Exercise inputs>
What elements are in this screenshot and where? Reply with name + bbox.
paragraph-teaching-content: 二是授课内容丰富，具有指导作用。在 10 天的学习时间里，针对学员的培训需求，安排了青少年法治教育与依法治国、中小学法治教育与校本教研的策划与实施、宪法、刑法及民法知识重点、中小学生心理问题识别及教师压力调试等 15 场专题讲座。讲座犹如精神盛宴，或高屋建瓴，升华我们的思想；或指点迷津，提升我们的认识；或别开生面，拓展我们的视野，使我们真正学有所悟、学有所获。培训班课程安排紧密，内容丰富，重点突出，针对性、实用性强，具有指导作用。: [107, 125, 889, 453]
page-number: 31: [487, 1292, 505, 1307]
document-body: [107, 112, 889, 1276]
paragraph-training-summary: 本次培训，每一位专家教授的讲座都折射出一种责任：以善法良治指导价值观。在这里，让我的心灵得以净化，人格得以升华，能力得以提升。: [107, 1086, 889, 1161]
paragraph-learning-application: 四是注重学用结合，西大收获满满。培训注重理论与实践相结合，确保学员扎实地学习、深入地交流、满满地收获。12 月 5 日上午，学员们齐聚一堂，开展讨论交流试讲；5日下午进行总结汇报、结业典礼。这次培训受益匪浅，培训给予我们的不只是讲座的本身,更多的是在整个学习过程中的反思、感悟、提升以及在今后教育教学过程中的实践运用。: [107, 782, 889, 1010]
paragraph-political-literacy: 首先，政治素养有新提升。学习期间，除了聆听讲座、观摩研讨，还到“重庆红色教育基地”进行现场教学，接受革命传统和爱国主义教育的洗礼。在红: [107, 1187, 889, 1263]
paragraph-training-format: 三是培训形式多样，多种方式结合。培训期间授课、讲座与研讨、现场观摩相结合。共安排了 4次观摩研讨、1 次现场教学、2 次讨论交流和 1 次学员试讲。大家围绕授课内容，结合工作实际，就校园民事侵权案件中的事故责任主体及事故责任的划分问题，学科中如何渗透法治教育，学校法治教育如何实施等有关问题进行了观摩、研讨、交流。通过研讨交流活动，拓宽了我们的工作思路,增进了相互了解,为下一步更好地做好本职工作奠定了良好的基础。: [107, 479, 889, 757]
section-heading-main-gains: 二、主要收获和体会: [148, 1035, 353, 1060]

Exercise details>
Please reproduce the data verbatim from its start through the line containing "document-body: [107, 112, 889, 1276]", including that line.

Expected output>
What elements are in this screenshot and where? Reply with name + bbox.
paragraph-teaching-content: 二是授课内容丰富，具有指导作用。在 10 天的学习时间里，针对学员的培训需求，安排了青少年法治教育与依法治国、中小学法治教育与校本教研的策划与实施、宪法、刑法及民法知识重点、中小学生心理问题识别及教师压力调试等 15 场专题讲座。讲座犹如精神盛宴，或高屋建瓴，升华我们的思想；或指点迷津，提升我们的认识；或别开生面，拓展我们的视野，使我们真正学有所悟、学有所获。培训班课程安排紧密，内容丰富，重点突出，针对性、实用性强，具有指导作用。: [107, 125, 889, 453]
page-number: 31: [487, 1292, 505, 1307]
document-body: [107, 112, 889, 1276]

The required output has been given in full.